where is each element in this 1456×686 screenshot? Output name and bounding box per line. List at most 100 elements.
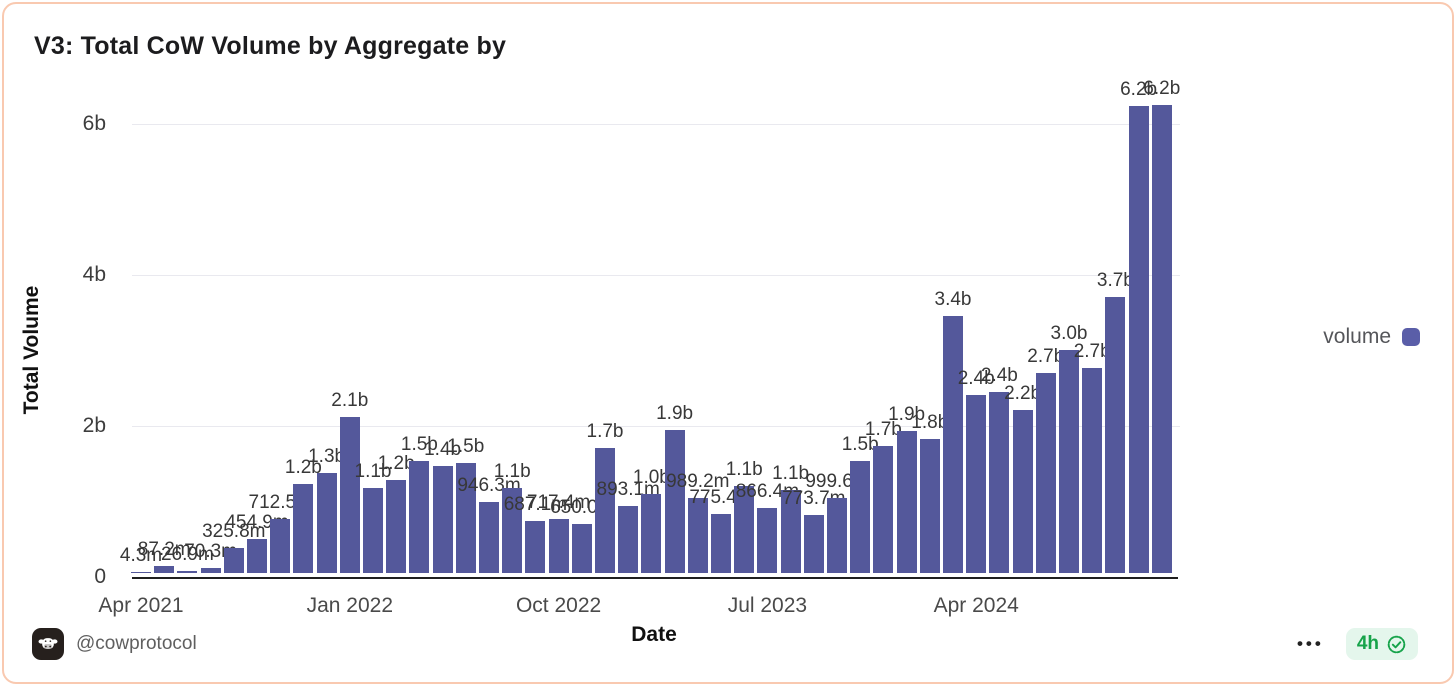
bar-jun-2022 bbox=[455, 463, 476, 573]
freshness-badge[interactable]: 4h bbox=[1345, 628, 1418, 660]
bar-value-label: 26.9m bbox=[160, 544, 214, 565]
bar-jun-2023 bbox=[734, 486, 755, 573]
bar-value-label: 2.7b bbox=[1027, 346, 1065, 367]
y-tick-label: 4b bbox=[82, 263, 106, 286]
bar-value-label: 3.0b bbox=[1050, 323, 1088, 344]
bar-value-label: 989.2m bbox=[666, 471, 730, 492]
bar-value-label: 1.1b bbox=[772, 463, 810, 484]
x-axis-line bbox=[132, 577, 1178, 579]
bar-jan-2024 bbox=[896, 431, 917, 573]
bar-jul-2021 bbox=[200, 568, 221, 573]
bar-apr-2024 bbox=[966, 395, 987, 573]
bar-jul-2023 bbox=[757, 508, 778, 573]
y-tick-label: 2b bbox=[82, 414, 106, 437]
cow-face-icon bbox=[38, 638, 58, 649]
bar-feb-2022 bbox=[363, 488, 383, 573]
bar-jan-2023 bbox=[618, 506, 639, 573]
bar-value-label: 6.2b bbox=[1120, 79, 1158, 100]
bar-value-label: 1.5b bbox=[447, 436, 485, 457]
author-link[interactable]: @cowprotocol bbox=[32, 628, 197, 660]
bar-apr-2023 bbox=[687, 498, 708, 573]
bar-value-label: 325.8m bbox=[202, 521, 266, 542]
bar-aug-2021 bbox=[223, 548, 244, 573]
bar-value-label: 1.8b bbox=[911, 412, 949, 433]
bar-jun-2021 bbox=[177, 571, 198, 573]
bar-value-label: 1.9b bbox=[888, 404, 926, 425]
x-tick-label: Oct 2022 bbox=[515, 594, 602, 617]
bar-oct-2022 bbox=[548, 519, 569, 573]
y-tick-label: 6b bbox=[82, 112, 106, 135]
verified-check-icon bbox=[1387, 635, 1406, 653]
bar-value-label: 1.3b bbox=[308, 446, 346, 467]
bar-value-label: 1.1b bbox=[725, 459, 763, 480]
bar-apr-2021 bbox=[131, 572, 151, 573]
bar-dec-2023 bbox=[873, 446, 894, 573]
bar-sep-2024 bbox=[1082, 368, 1103, 573]
bar-value-label: 1.4b bbox=[424, 439, 462, 460]
bar-value-label: 1.2b bbox=[377, 453, 415, 474]
legend-label-volume: volume bbox=[1323, 325, 1391, 348]
bar-may-2022 bbox=[432, 466, 453, 573]
x-tick-label: Jul 2023 bbox=[727, 594, 808, 617]
bar-oct-2021 bbox=[270, 519, 291, 573]
bar-value-label: 3.4b bbox=[934, 289, 972, 310]
bar-value-label: 1.5b bbox=[400, 434, 438, 455]
bar-sep-2021 bbox=[247, 539, 267, 573]
bar-dec-2024 bbox=[1151, 105, 1172, 573]
bar-aug-2023 bbox=[780, 490, 801, 573]
x-tick-label: Jan 2022 bbox=[306, 594, 394, 617]
bar-value-label: 1.7b bbox=[864, 419, 902, 440]
bar-may-2023 bbox=[711, 514, 731, 573]
bar-jul-2022 bbox=[479, 502, 499, 573]
bar-value-label: 87.2m bbox=[137, 539, 191, 560]
bar-jul-2024 bbox=[1035, 373, 1056, 573]
bar-nov-2023 bbox=[850, 461, 871, 573]
bar-value-label: 1.2b bbox=[284, 457, 322, 478]
bar-value-label: 1.1b bbox=[493, 461, 531, 482]
bar-value-label: 2.1b bbox=[331, 390, 369, 411]
bar-nov-2021 bbox=[293, 484, 314, 573]
bar-value-label: 1.0b bbox=[632, 467, 670, 488]
y-tick-label: 0 bbox=[94, 565, 106, 588]
bar-value-label: 1.9b bbox=[656, 403, 694, 424]
bar-aug-2022 bbox=[502, 488, 523, 573]
bar-feb-2023 bbox=[641, 494, 662, 573]
legend: volume bbox=[1323, 325, 1420, 349]
y-axis-label: Total Volume bbox=[20, 285, 43, 415]
gridline bbox=[132, 124, 1180, 125]
bar-oct-2024 bbox=[1105, 297, 1126, 573]
bar-oct-2023 bbox=[827, 498, 847, 573]
bar-value-label: 6.2b bbox=[1143, 78, 1181, 99]
bar-sep-2022 bbox=[525, 521, 546, 573]
bar-value-label: 1.7b bbox=[586, 421, 624, 442]
bar-sep-2023 bbox=[803, 515, 824, 573]
bar-value-label: 1.1b bbox=[354, 461, 392, 482]
bar-value-label: 4.3m bbox=[119, 545, 163, 566]
bar-value-label: 717.4m bbox=[526, 492, 591, 513]
gridline bbox=[132, 275, 1180, 276]
bar-value-label: 2.4b bbox=[980, 365, 1018, 386]
bar-value-label: 687.1m bbox=[503, 494, 568, 515]
bar-nov-2022 bbox=[571, 524, 592, 573]
x-tick-label: Apr 2021 bbox=[98, 594, 184, 617]
x-axis-label: Date bbox=[631, 623, 677, 646]
bar-dec-2021 bbox=[316, 473, 337, 573]
bar-mar-2022 bbox=[386, 480, 407, 573]
bar-dec-2022 bbox=[595, 448, 615, 573]
bar-mar-2023 bbox=[664, 430, 685, 573]
bar-jan-2022 bbox=[339, 417, 360, 573]
more-menu-button[interactable]: ••• bbox=[1296, 634, 1324, 653]
bar-nov-2024 bbox=[1128, 106, 1149, 573]
freshness-badge-text: 4h bbox=[1356, 633, 1379, 654]
bar-mar-2024 bbox=[943, 316, 963, 573]
bar-jun-2024 bbox=[1012, 410, 1033, 573]
legend-swatch-icon bbox=[1402, 328, 1420, 346]
plot: Total Volume Date 0 2b 4b 6b Apr 2021 Jan 202… bbox=[4, 4, 1452, 682]
cowprotocol-avatar[interactable] bbox=[32, 628, 64, 660]
bar-value-label: 2.4b bbox=[957, 368, 995, 389]
bar-apr-2022 bbox=[409, 461, 430, 573]
bar-value-label: 1.5b bbox=[841, 434, 879, 455]
footer-actions: ••• 4h bbox=[1295, 628, 1418, 660]
author-handle[interactable]: @cowprotocol bbox=[76, 633, 197, 654]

______________________________

#### TASK TO COMPLETE:
Recast everything from the line containing "bar-jun-2022 bbox=[455, 463, 476, 573]" down to the line containing "bar-apr-2023 bbox=[687, 498, 708, 573]" as a Markdown table with the columns Row and Line, one line per row and blank lines omitted.

#### TASK ANSWER:
| Row | Line |
|---|---|
| 1 | bar-jun-2022 bbox=[455, 463, 476, 573] |
| 2 | freshness-badge[interactable]: 4h bbox=[1345, 628, 1418, 660] |
| 3 | bar-value-label: 26.9m bbox=[160, 544, 214, 565] |
| 4 | bar-jun-2023 bbox=[734, 486, 755, 573] |
| 5 | bar-value-label: 2.7b bbox=[1027, 346, 1065, 367] |
| 6 | y-tick-label: 4b bbox=[82, 263, 106, 286] |
| 7 | bar-value-label: 3.0b bbox=[1050, 323, 1088, 344] |
| 8 | bar-value-label: 989.2m bbox=[666, 471, 730, 492] |
| 9 | bar-value-label: 1.1b bbox=[772, 463, 810, 484] |
| 10 | x-axis-line bbox=[132, 577, 1178, 579] |
| 11 | bar-jan-2024 bbox=[896, 431, 917, 573] |
| 12 | bar-jul-2021 bbox=[200, 568, 221, 573] |
| 13 | bar-apr-2024 bbox=[966, 395, 987, 573] |
| 14 | bar-jul-2023 bbox=[757, 508, 778, 573] |
| 15 | y-tick-label: 2b bbox=[82, 414, 106, 437] |
| 16 | cow-face-icon bbox=[38, 638, 58, 649] |
| 17 | bar-feb-2022 bbox=[363, 488, 383, 573] |
| 18 | bar-jan-2023 bbox=[618, 506, 639, 573] |
| 19 | bar-value-label: 6.2b bbox=[1120, 79, 1158, 100] |
| 20 | bar-value-label: 1.5b bbox=[447, 436, 485, 457] |
| 21 | author-link[interactable]: @cowprotocol bbox=[32, 628, 197, 660] |
| 22 | bar-apr-2023 bbox=[687, 498, 708, 573] |